> **Written instruction**: Show only lines that include "FXCM".

Dataset rows
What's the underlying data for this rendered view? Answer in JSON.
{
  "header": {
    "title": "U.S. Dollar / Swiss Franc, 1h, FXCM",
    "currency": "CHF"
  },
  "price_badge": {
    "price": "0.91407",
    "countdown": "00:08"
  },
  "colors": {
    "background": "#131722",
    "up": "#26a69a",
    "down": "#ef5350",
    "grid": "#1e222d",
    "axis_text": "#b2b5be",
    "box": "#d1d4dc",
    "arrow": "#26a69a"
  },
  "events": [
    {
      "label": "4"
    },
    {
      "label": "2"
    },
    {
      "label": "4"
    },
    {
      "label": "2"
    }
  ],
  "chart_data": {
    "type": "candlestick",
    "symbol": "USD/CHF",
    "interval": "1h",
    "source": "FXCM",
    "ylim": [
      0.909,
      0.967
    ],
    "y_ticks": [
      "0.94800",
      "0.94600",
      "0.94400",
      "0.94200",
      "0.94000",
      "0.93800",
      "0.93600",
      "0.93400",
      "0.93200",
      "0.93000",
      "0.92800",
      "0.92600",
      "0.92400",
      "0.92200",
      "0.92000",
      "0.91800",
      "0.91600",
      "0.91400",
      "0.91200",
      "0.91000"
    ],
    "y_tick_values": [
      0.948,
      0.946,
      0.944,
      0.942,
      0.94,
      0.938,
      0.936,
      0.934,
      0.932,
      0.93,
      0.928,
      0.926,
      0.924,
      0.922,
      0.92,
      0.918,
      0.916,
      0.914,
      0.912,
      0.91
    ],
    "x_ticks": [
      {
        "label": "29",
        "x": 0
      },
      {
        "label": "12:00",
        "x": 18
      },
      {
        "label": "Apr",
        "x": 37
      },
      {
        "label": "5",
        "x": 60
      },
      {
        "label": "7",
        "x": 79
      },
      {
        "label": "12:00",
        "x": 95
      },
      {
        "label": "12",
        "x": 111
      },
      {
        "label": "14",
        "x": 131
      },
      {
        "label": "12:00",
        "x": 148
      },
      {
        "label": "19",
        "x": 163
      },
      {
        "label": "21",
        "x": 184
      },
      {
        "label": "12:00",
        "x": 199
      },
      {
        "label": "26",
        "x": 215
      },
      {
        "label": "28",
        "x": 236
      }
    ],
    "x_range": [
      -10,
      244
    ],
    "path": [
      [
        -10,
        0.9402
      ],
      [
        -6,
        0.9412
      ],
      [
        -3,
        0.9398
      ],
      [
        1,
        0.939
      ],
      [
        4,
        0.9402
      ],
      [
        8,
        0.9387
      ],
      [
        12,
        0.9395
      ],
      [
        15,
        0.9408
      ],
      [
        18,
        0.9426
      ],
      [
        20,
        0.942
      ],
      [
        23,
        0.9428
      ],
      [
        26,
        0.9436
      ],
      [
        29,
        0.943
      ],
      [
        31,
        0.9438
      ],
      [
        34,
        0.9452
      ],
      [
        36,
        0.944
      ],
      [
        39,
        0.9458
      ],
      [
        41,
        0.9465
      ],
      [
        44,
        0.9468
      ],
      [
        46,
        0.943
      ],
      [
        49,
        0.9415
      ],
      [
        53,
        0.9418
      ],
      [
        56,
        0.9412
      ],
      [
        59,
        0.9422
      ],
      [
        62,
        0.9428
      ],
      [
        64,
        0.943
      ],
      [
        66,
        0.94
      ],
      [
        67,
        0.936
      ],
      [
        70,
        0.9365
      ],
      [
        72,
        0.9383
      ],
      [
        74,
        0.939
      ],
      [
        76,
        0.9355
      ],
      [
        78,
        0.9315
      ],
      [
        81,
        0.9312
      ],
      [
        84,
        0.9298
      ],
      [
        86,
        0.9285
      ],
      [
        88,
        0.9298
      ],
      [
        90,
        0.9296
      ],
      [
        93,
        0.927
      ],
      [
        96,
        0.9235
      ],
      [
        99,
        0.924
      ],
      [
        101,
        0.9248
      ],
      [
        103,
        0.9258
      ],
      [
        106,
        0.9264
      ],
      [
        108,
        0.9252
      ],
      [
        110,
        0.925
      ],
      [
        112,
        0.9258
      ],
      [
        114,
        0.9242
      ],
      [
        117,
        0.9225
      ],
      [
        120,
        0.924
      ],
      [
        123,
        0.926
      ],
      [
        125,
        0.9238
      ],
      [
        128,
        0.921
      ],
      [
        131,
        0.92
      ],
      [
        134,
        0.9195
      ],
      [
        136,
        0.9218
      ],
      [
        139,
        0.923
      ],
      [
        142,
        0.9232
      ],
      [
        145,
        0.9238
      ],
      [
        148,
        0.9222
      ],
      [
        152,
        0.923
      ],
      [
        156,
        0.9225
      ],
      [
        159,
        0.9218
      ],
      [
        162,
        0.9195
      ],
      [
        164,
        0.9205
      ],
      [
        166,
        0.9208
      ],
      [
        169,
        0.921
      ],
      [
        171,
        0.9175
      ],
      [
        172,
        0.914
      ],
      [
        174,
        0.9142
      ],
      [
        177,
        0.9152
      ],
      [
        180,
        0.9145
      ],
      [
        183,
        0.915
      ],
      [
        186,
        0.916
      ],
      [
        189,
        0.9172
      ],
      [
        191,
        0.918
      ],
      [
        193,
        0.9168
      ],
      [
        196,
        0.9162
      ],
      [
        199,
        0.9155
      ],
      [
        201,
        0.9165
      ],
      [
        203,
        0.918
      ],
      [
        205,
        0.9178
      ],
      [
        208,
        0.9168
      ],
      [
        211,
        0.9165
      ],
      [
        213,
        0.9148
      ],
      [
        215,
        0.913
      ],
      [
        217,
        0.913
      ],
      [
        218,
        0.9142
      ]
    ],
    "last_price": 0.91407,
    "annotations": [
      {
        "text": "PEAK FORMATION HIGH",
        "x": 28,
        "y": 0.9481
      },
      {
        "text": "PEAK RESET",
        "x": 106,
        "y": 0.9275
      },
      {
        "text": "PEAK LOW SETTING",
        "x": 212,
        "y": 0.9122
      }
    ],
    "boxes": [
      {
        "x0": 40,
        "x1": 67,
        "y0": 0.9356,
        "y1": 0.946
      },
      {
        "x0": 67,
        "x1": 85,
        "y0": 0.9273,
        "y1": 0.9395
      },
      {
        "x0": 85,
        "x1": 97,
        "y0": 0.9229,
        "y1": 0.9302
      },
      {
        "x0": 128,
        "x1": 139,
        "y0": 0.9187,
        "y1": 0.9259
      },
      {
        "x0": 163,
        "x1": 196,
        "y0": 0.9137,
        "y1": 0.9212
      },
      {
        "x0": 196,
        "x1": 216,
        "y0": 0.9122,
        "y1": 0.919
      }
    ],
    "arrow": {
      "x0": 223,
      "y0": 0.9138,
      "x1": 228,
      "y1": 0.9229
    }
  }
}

> **Finished task**:
    "title": "U.S. Dollar / Swiss Franc, 1h, FXCM",
    "source": "FXCM",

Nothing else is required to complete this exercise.